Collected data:
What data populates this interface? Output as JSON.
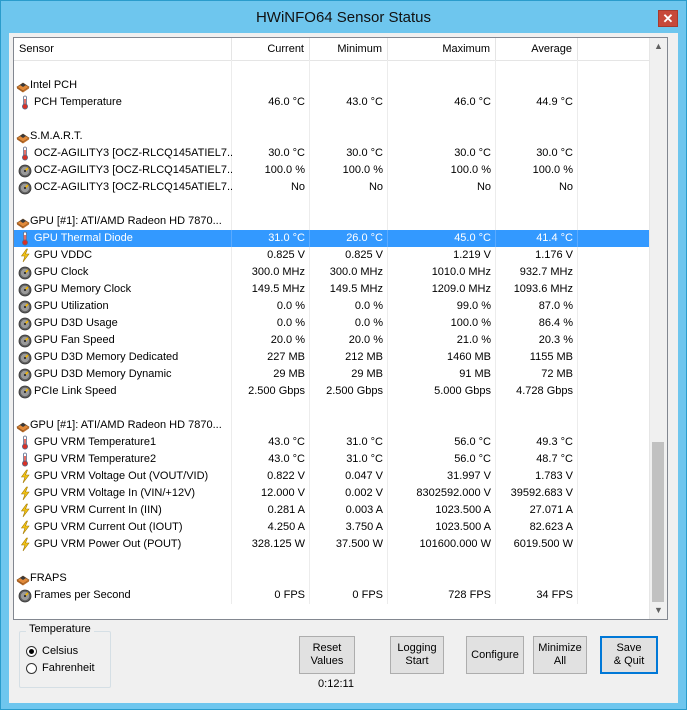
{
  "window": {
    "title": "HWiNFO64 Sensor Status",
    "close_glyph": "✕"
  },
  "columns": [
    "Sensor",
    "Current",
    "Minimum",
    "Maximum",
    "Average"
  ],
  "rows": [
    {
      "type": "blank"
    },
    {
      "type": "category",
      "icon": "chip-icon",
      "label": "Intel PCH"
    },
    {
      "type": "sensor",
      "icon": "thermometer-icon",
      "label": "PCH Temperature",
      "current": "46.0 °C",
      "minimum": "43.0 °C",
      "maximum": "46.0 °C",
      "average": "44.9 °C"
    },
    {
      "type": "blank"
    },
    {
      "type": "category",
      "icon": "chip-icon",
      "label": "S.M.A.R.T."
    },
    {
      "type": "sensor",
      "icon": "thermometer-icon",
      "label": "OCZ-AGILITY3 [OCZ-RLCQ145ATIEL7...",
      "current": "30.0 °C",
      "minimum": "30.0 °C",
      "maximum": "30.0 °C",
      "average": "30.0 °C"
    },
    {
      "type": "sensor",
      "icon": "gauge-icon",
      "label": "OCZ-AGILITY3 [OCZ-RLCQ145ATIEL7...",
      "current": "100.0 %",
      "minimum": "100.0 %",
      "maximum": "100.0 %",
      "average": "100.0 %"
    },
    {
      "type": "sensor",
      "icon": "gauge-icon",
      "label": "OCZ-AGILITY3 [OCZ-RLCQ145ATIEL7...",
      "current": "No",
      "minimum": "No",
      "maximum": "No",
      "average": "No"
    },
    {
      "type": "blank"
    },
    {
      "type": "category",
      "icon": "chip-icon",
      "label": "GPU [#1]: ATI/AMD Radeon HD 7870..."
    },
    {
      "type": "sensor",
      "icon": "thermometer-icon",
      "label": "GPU Thermal Diode",
      "current": "31.0 °C",
      "minimum": "26.0 °C",
      "maximum": "45.0 °C",
      "average": "41.4 °C",
      "selected": true
    },
    {
      "type": "sensor",
      "icon": "lightning-icon",
      "label": "GPU VDDC",
      "current": "0.825 V",
      "minimum": "0.825 V",
      "maximum": "1.219 V",
      "average": "1.176 V"
    },
    {
      "type": "sensor",
      "icon": "gauge-icon",
      "label": "GPU Clock",
      "current": "300.0 MHz",
      "minimum": "300.0 MHz",
      "maximum": "1010.0 MHz",
      "average": "932.7 MHz"
    },
    {
      "type": "sensor",
      "icon": "gauge-icon",
      "label": "GPU Memory Clock",
      "current": "149.5 MHz",
      "minimum": "149.5 MHz",
      "maximum": "1209.0 MHz",
      "average": "1093.6 MHz"
    },
    {
      "type": "sensor",
      "icon": "gauge-icon",
      "label": "GPU Utilization",
      "current": "0.0 %",
      "minimum": "0.0 %",
      "maximum": "99.0 %",
      "average": "87.0 %"
    },
    {
      "type": "sensor",
      "icon": "gauge-icon",
      "label": "GPU D3D Usage",
      "current": "0.0 %",
      "minimum": "0.0 %",
      "maximum": "100.0 %",
      "average": "86.4 %"
    },
    {
      "type": "sensor",
      "icon": "gauge-icon",
      "label": "GPU Fan Speed",
      "current": "20.0 %",
      "minimum": "20.0 %",
      "maximum": "21.0 %",
      "average": "20.3 %"
    },
    {
      "type": "sensor",
      "icon": "gauge-icon",
      "label": "GPU D3D Memory Dedicated",
      "current": "227 MB",
      "minimum": "212 MB",
      "maximum": "1460 MB",
      "average": "1155 MB"
    },
    {
      "type": "sensor",
      "icon": "gauge-icon",
      "label": "GPU D3D Memory Dynamic",
      "current": "29 MB",
      "minimum": "29 MB",
      "maximum": "91 MB",
      "average": "72 MB"
    },
    {
      "type": "sensor",
      "icon": "gauge-icon",
      "label": "PCIe Link Speed",
      "current": "2.500 Gbps",
      "minimum": "2.500 Gbps",
      "maximum": "5.000 Gbps",
      "average": "4.728 Gbps"
    },
    {
      "type": "blank"
    },
    {
      "type": "category",
      "icon": "chip-icon",
      "label": "GPU [#1]: ATI/AMD Radeon HD 7870..."
    },
    {
      "type": "sensor",
      "icon": "thermometer-icon",
      "label": "GPU VRM Temperature1",
      "current": "43.0 °C",
      "minimum": "31.0 °C",
      "maximum": "56.0 °C",
      "average": "49.3 °C"
    },
    {
      "type": "sensor",
      "icon": "thermometer-icon",
      "label": "GPU VRM Temperature2",
      "current": "43.0 °C",
      "minimum": "31.0 °C",
      "maximum": "56.0 °C",
      "average": "48.7 °C"
    },
    {
      "type": "sensor",
      "icon": "lightning-icon",
      "label": "GPU VRM Voltage Out (VOUT/VID)",
      "current": "0.822 V",
      "minimum": "0.047 V",
      "maximum": "31.997 V",
      "average": "1.783 V"
    },
    {
      "type": "sensor",
      "icon": "lightning-icon",
      "label": "GPU VRM Voltage In (VIN/+12V)",
      "current": "12.000 V",
      "minimum": "0.002 V",
      "maximum": "8302592.000 V",
      "average": "39592.683 V"
    },
    {
      "type": "sensor",
      "icon": "lightning-icon",
      "label": "GPU VRM Current In (IIN)",
      "current": "0.281 A",
      "minimum": "0.003 A",
      "maximum": "1023.500 A",
      "average": "27.071 A"
    },
    {
      "type": "sensor",
      "icon": "lightning-icon",
      "label": "GPU VRM Current Out (IOUT)",
      "current": "4.250 A",
      "minimum": "3.750 A",
      "maximum": "1023.500 A",
      "average": "82.623 A"
    },
    {
      "type": "sensor",
      "icon": "lightning-icon",
      "label": "GPU VRM Power Out (POUT)",
      "current": "328.125 W",
      "minimum": "37.500 W",
      "maximum": "101600.000 W",
      "average": "6019.500 W"
    },
    {
      "type": "blank"
    },
    {
      "type": "category",
      "icon": "chip-icon",
      "label": "FRAPS"
    },
    {
      "type": "sensor",
      "icon": "gauge-icon",
      "label": "Frames per Second",
      "current": "0 FPS",
      "minimum": "0 FPS",
      "maximum": "728 FPS",
      "average": "34 FPS"
    }
  ],
  "scrollbar": {
    "up_glyph": "▲",
    "down_glyph": "▼"
  },
  "temperature": {
    "title": "Temperature",
    "options": [
      {
        "label": "Celsius",
        "checked": true
      },
      {
        "label": "Fahrenheit",
        "checked": false
      }
    ]
  },
  "buttons": {
    "reset": "Reset\nValues",
    "logging": "Logging\nStart",
    "configure": "Configure",
    "minimize": "Minimize\nAll",
    "save_quit": "Save\n& Quit"
  },
  "timer": "0:12:11",
  "colors": {
    "selection": "#3399ff",
    "window_border": "#6ec6ee",
    "close": "#c7493a"
  }
}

Exercise description: List all lines from the entries that include the word "title".

Task answer:
    "title": "HWiNFO64 Sensor Status",
    "title": "Temperature",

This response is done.